*EXERCISE PROMPT*. The records below need retyping in full; give them again exactly.

*SOURCE MATERIAL*.
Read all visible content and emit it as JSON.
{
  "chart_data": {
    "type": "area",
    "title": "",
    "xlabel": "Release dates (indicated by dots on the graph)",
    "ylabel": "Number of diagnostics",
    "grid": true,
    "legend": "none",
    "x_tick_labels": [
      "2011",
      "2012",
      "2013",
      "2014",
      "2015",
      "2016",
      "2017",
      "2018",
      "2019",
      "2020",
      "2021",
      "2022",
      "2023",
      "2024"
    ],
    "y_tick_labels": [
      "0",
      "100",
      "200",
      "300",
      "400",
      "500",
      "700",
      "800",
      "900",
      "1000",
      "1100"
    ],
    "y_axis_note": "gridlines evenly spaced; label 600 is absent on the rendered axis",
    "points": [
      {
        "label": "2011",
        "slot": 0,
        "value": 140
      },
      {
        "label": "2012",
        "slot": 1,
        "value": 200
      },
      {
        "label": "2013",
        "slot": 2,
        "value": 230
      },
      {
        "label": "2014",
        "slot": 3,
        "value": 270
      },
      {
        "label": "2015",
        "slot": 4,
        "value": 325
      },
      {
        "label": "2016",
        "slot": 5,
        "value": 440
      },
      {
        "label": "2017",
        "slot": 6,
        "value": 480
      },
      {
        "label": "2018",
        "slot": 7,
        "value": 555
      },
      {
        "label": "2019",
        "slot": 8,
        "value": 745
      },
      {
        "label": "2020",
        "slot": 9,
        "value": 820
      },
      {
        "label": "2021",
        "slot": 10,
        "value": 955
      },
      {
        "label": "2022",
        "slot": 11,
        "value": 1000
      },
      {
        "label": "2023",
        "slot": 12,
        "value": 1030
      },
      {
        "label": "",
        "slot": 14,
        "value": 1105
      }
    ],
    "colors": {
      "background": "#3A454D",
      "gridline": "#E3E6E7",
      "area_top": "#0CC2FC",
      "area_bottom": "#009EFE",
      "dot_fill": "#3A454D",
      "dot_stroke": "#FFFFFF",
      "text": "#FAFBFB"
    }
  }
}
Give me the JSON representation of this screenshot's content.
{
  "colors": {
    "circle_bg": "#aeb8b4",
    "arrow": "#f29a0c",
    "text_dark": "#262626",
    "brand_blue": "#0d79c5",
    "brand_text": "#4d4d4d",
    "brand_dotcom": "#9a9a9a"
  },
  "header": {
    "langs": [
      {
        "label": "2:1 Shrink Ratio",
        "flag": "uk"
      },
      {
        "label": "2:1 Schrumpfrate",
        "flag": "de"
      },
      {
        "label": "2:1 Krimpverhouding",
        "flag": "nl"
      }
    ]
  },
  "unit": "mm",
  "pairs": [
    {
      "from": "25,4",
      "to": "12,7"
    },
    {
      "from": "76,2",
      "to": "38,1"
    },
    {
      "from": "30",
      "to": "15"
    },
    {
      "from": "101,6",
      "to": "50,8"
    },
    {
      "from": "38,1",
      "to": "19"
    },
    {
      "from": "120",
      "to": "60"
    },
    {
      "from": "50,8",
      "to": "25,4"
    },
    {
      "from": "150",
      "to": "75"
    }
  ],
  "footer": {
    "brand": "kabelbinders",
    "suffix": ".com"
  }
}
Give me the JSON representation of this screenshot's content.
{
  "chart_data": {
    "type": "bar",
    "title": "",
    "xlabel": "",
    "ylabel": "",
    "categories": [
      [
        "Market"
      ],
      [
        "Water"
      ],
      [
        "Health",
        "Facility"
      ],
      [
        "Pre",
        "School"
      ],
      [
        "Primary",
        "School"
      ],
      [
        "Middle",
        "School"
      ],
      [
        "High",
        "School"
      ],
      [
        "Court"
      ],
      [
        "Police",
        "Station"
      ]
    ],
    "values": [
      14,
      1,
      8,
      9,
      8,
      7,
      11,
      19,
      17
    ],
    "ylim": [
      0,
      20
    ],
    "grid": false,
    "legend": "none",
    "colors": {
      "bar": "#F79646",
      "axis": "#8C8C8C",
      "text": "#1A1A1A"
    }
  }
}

*CORRECT RESPONSE*.
Read all visible content and emit it as JSON.
{
  "chart_data": {
    "type": "area",
    "title": "",
    "xlabel": "Release dates (indicated by dots on the graph)",
    "ylabel": "Number of diagnostics",
    "grid": true,
    "legend": "none",
    "x_tick_labels": [
      "2011",
      "2012",
      "2013",
      "2014",
      "2015",
      "2016",
      "2017",
      "2018",
      "2019",
      "2020",
      "2021",
      "2022",
      "2023",
      "2024"
    ],
    "y_tick_labels": [
      "0",
      "100",
      "200",
      "300",
      "400",
      "500",
      "700",
      "800",
      "900",
      "1000",
      "1100"
    ],
    "y_axis_note": "gridlines evenly spaced; label 600 is absent on the rendered axis",
    "points": [
      {
        "label": "2011",
        "slot": 0,
        "value": 140
      },
      {
        "label": "2012",
        "slot": 1,
        "value": 200
      },
      {
        "label": "2013",
        "slot": 2,
        "value": 230
      },
      {
        "label": "2014",
        "slot": 3,
        "value": 270
      },
      {
        "label": "2015",
        "slot": 4,
        "value": 325
      },
      {
        "label": "2016",
        "slot": 5,
        "value": 440
      },
      {
        "label": "2017",
        "slot": 6,
        "value": 480
      },
      {
        "label": "2018",
        "slot": 7,
        "value": 555
      },
      {
        "label": "2019",
        "slot": 8,
        "value": 745
      },
      {
        "label": "2020",
        "slot": 9,
        "value": 820
      },
      {
        "label": "2021",
        "slot": 10,
        "value": 955
      },
      {
        "label": "2022",
        "slot": 11,
        "value": 1000
      },
      {
        "label": "2023",
        "slot": 12,
        "value": 1030
      },
      {
        "label": "",
        "slot": 14,
        "value": 1105
      }
    ],
    "colors": {
      "background": "#3A454D",
      "gridline": "#E3E6E7",
      "area_top": "#0CC2FC",
      "area_bottom": "#009EFE",
      "dot_fill": "#3A454D",
      "dot_stroke": "#FFFFFF",
      "text": "#FAFBFB"
    }
  }
}
Give me the JSON representation of this screenshot's content.
{
  "colors": {
    "circle_bg": "#aeb8b4",
    "arrow": "#f29a0c",
    "text_dark": "#262626",
    "brand_blue": "#0d79c5",
    "brand_text": "#4d4d4d",
    "brand_dotcom": "#9a9a9a"
  },
  "header": {
    "langs": [
      {
        "label": "2:1 Shrink Ratio",
        "flag": "uk"
      },
      {
        "label": "2:1 Schrumpfrate",
        "flag": "de"
      },
      {
        "label": "2:1 Krimpverhouding",
        "flag": "nl"
      }
    ]
  },
  "unit": "mm",
  "pairs": [
    {
      "from": "25,4",
      "to": "12,7"
    },
    {
      "from": "76,2",
      "to": "38,1"
    },
    {
      "from": "30",
      "to": "15"
    },
    {
      "from": "101,6",
      "to": "50,8"
    },
    {
      "from": "38,1",
      "to": "19"
    },
    {
      "from": "120",
      "to": "60"
    },
    {
      "from": "50,8",
      "to": "25,4"
    },
    {
      "from": "150",
      "to": "75"
    }
  ],
  "footer": {
    "brand": "kabelbinders",
    "suffix": ".com"
  }
}
Give me the JSON representation of this screenshot's content.
{
  "chart_data": {
    "type": "bar",
    "title": "",
    "xlabel": "",
    "ylabel": "",
    "categories": [
      [
        "Market"
      ],
      [
        "Water"
      ],
      [
        "Health",
        "Facility"
      ],
      [
        "Pre",
        "School"
      ],
      [
        "Primary",
        "School"
      ],
      [
        "Middle",
        "School"
      ],
      [
        "High",
        "School"
      ],
      [
        "Court"
      ],
      [
        "Police",
        "Station"
      ]
    ],
    "values": [
      14,
      1,
      8,
      9,
      8,
      7,
      11,
      19,
      17
    ],
    "ylim": [
      0,
      20
    ],
    "grid": false,
    "legend": "none",
    "colors": {
      "bar": "#F79646",
      "axis": "#8C8C8C",
      "text": "#1A1A1A"
    }
  }
}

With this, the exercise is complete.